Find the lines containing the word "Cursor" and copy every one of them.

══════

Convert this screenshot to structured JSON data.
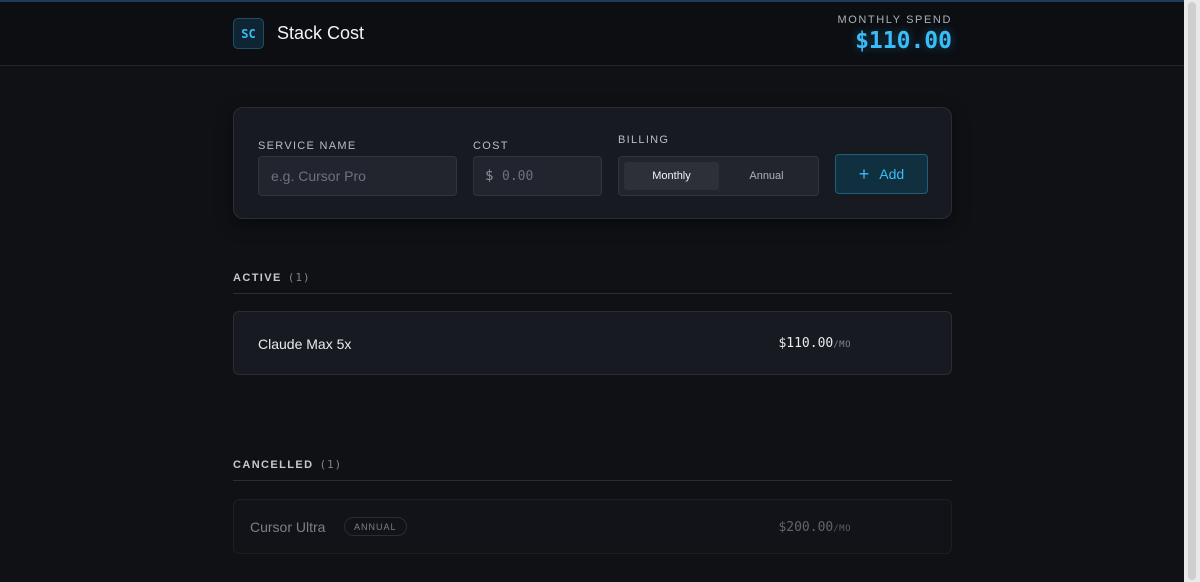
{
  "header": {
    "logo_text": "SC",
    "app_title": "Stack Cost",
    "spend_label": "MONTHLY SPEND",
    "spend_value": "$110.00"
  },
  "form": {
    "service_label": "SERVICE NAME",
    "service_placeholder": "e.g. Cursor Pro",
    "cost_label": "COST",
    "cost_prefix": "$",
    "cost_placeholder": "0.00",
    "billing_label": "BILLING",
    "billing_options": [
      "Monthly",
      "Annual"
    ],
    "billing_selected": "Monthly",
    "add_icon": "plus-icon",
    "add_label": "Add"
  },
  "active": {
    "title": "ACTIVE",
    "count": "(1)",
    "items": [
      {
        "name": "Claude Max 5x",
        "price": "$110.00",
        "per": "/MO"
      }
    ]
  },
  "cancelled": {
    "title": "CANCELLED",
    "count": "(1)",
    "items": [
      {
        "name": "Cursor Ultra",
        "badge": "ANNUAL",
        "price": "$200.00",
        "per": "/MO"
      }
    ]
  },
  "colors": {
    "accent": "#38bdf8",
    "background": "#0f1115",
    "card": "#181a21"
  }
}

══════

Solution for this task>
    "service_placeholder": "e.g. Cursor Pro",
        "name": "Cursor Ultra",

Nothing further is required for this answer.